**What is asked:** Restate all of the entries exactly, dropping any pictures they hold.

● ● ●

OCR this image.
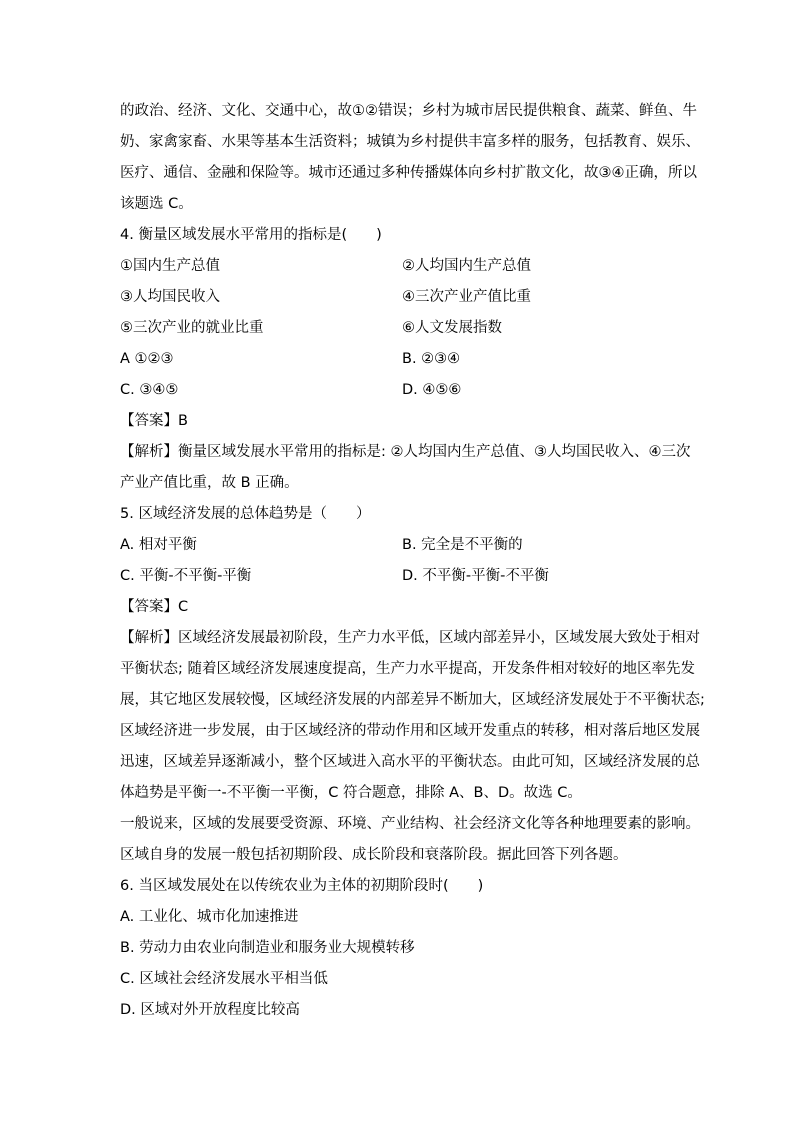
的政治、经济、文化、交通中心，故①②错误；乡村为城市居民提供粮食、蔬菜、鲜鱼、牛
奶、家禽家畜、水果等基本生活资料；城镇为乡村提供丰富多样的服务，包括教育、娱乐、
医疗、通信、金融和保险等。城市还通过多种传播媒体向乡村扩散文化，故③④正确，所以
该题选 C。
4. 衡量区域发展水平常用的指标是(　　)
①国内生产总值	②人均国内生产总值
③人均国民收入	④三次产业产值比重
⑤三次产业的就业比重	⑥人文发展指数
A ①②③	B. ②③④
C. ③④⑤	D. ④⑤⑥
【答案】B
【解析】衡量区域发展水平常用的指标是: ②人均国内生产总值、③人均国民收入、④三次
产业产值比重，故 B 正确。
5. 区域经济发展的总体趋势是（　　）
A. 相对平衡	B. 完全是不平衡的
C. 平衡-不平衡-平衡	D. 不平衡-平衡-不平衡
【答案】C
【解析】区域经济发展最初阶段，生产力水平低，区域内部差异小，区域发展大致处于相对
平衡状态; 随着区域经济发展速度提高，生产力水平提高，开发条件相对较好的地区率先发
展，其它地区发展较慢，区域经济发展的内部差异不断加大，区域经济发展处于不平衡状态;
区域经济进一步发展，由于区域经济的带动作用和区域开发重点的转移，相对落后地区发展
迅速，区域差异逐渐减小，整个区域进入高水平的平衡状态。由此可知，区域经济发展的总
体趋势是平衡一-不平衡一平衡，C 符合题意，排除 A、B、D。故选 C。
一般说来，区域的发展要受资源、环境、产业结构、社会经济文化等各种地理要素的影响。
区域自身的发展一般包括初期阶段、成长阶段和衰落阶段。据此回答下列各题。
6. 当区域发展处在以传统农业为主体的初期阶段时(　　)
A. 工业化、城市化加速推进
B. 劳动力由农业向制造业和服务业大规模转移
C. 区域社会经济发展水平相当低
D. 区域对外开放程度比较高
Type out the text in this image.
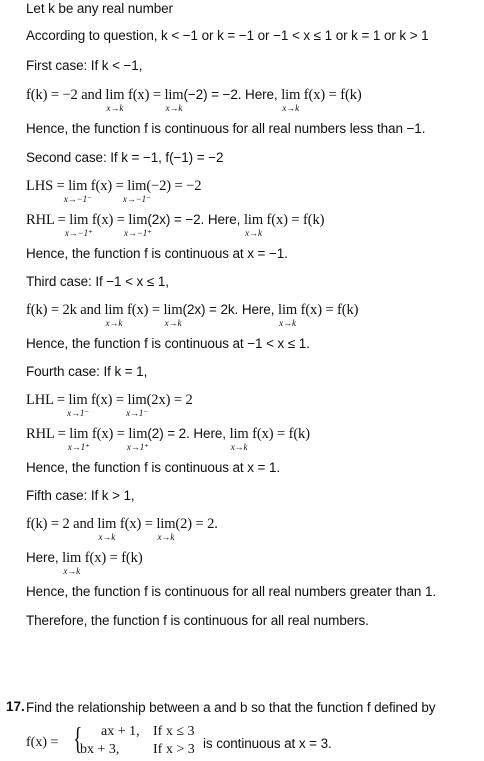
Let k be any real number
According to question, k < −1 or k = −1 or −1 < x ≤ 1 or k = 1 or k > 1
First case: If k < −1,
f(k) = −2 and lim
x→k
f(x) = lim
x→k
(−2) = −2. Here, lim
x→k
f(x) = f(k)
Hence, the function f is continuous for all real numbers less than −1.
Second case: If k = −1, f(−1) = −2
LHS = lim
x→−1⁻
f(x) = lim
x→−1⁻
(−2) = −2
RHL = lim
x→−1⁺
f(x) = lim
x→−1⁺
(2x) = −2. Here, lim
x→k
f(x) = f(k)
Hence, the function f is continuous at x = −1.
Third case: If −1 < x ≤ 1,
f(k) = 2k and lim
x→k
f(x) = lim
x→k
(2x) = 2k. Here, lim
x→k
f(x) = f(k)
Hence, the function f is continuous at −1 < x ≤ 1.
Fourth case: If k = 1,
LHL = lim
x→1⁻
f(x) = lim
x→1⁻
(2x) = 2
RHL = lim
x→1⁺
f(x) = lim
x→1⁺
(2) = 2. Here, lim
x→k
f(x) = f(k)
Hence, the function f is continuous at x = 1.
Fifth case: If k > 1,
f(k) = 2 and lim
x→k
f(x) = lim
x→k
(2) = 2.
Here, lim
x→k
f(x) = f(k)
Hence, the function f is continuous for all real numbers greater than 1.
Therefore, the function f is continuous for all real numbers.
17. Find the relationship between a and b so that the function f defined by
f(x) = { ax + 1, If x ≤ 3
bx + 3, If x > 3 is continuous at x = 3.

● ● ●

**Solution to this task:**
OCR this image.
的政治、经济、文化、交通中心，故①②错误；乡村为城市居民提供粮食、蔬菜、鲜鱼、牛
奶、家禽家畜、水果等基本生活资料；城镇为乡村提供丰富多样的服务，包括教育、娱乐、
医疗、通信、金融和保险等。城市还通过多种传播媒体向乡村扩散文化，故③④正确，所以
该题选 C。
4. 衡量区域发展水平常用的指标是(　　)
①国内生产总值	②人均国内生产总值
③人均国民收入	④三次产业产值比重
⑤三次产业的就业比重	⑥人文发展指数
A ①②③	B. ②③④
C. ③④⑤	D. ④⑤⑥
【答案】B
【解析】衡量区域发展水平常用的指标是: ②人均国内生产总值、③人均国民收入、④三次
产业产值比重，故 B 正确。
5. 区域经济发展的总体趋势是（　　）
A. 相对平衡	B. 完全是不平衡的
C. 平衡-不平衡-平衡	D. 不平衡-平衡-不平衡
【答案】C
【解析】区域经济发展最初阶段，生产力水平低，区域内部差异小，区域发展大致处于相对
平衡状态; 随着区域经济发展速度提高，生产力水平提高，开发条件相对较好的地区率先发
展，其它地区发展较慢，区域经济发展的内部差异不断加大，区域经济发展处于不平衡状态;
区域经济进一步发展，由于区域经济的带动作用和区域开发重点的转移，相对落后地区发展
迅速，区域差异逐渐减小，整个区域进入高水平的平衡状态。由此可知，区域经济发展的总
体趋势是平衡一-不平衡一平衡，C 符合题意，排除 A、B、D。故选 C。
一般说来，区域的发展要受资源、环境、产业结构、社会经济文化等各种地理要素的影响。
区域自身的发展一般包括初期阶段、成长阶段和衰落阶段。据此回答下列各题。
6. 当区域发展处在以传统农业为主体的初期阶段时(　　)
A. 工业化、城市化加速推进
B. 劳动力由农业向制造业和服务业大规模转移
C. 区域社会经济发展水平相当低
D. 区域对外开放程度比较高
Type out the text in this image.
Let k be any real number
According to question, k < −1 or k = −1 or −1 < x ≤ 1 or k = 1 or k > 1
First case: If k < −1,
f(k) = −2 and lim
x→k
f(x) = lim
x→k
(−2) = −2. Here, lim
x→k
f(x) = f(k)
Hence, the function f is continuous for all real numbers less than −1.
Second case: If k = −1, f(−1) = −2
LHS = lim
x→−1⁻
f(x) = lim
x→−1⁻
(−2) = −2
RHL = lim
x→−1⁺
f(x) = lim
x→−1⁺
(2x) = −2. Here, lim
x→k
f(x) = f(k)
Hence, the function f is continuous at x = −1.
Third case: If −1 < x ≤ 1,
f(k) = 2k and lim
x→k
f(x) = lim
x→k
(2x) = 2k. Here, lim
x→k
f(x) = f(k)
Hence, the function f is continuous at −1 < x ≤ 1.
Fourth case: If k = 1,
LHL = lim
x→1⁻
f(x) = lim
x→1⁻
(2x) = 2
RHL = lim
x→1⁺
f(x) = lim
x→1⁺
(2) = 2. Here, lim
x→k
f(x) = f(k)
Hence, the function f is continuous at x = 1.
Fifth case: If k > 1,
f(k) = 2 and lim
x→k
f(x) = lim
x→k
(2) = 2.
Here, lim
x→k
f(x) = f(k)
Hence, the function f is continuous for all real numbers greater than 1.
Therefore, the function f is continuous for all real numbers.
17. Find the relationship between a and b so that the function f defined by
f(x) = { ax + 1, If x ≤ 3
bx + 3, If x > 3 is continuous at x = 3.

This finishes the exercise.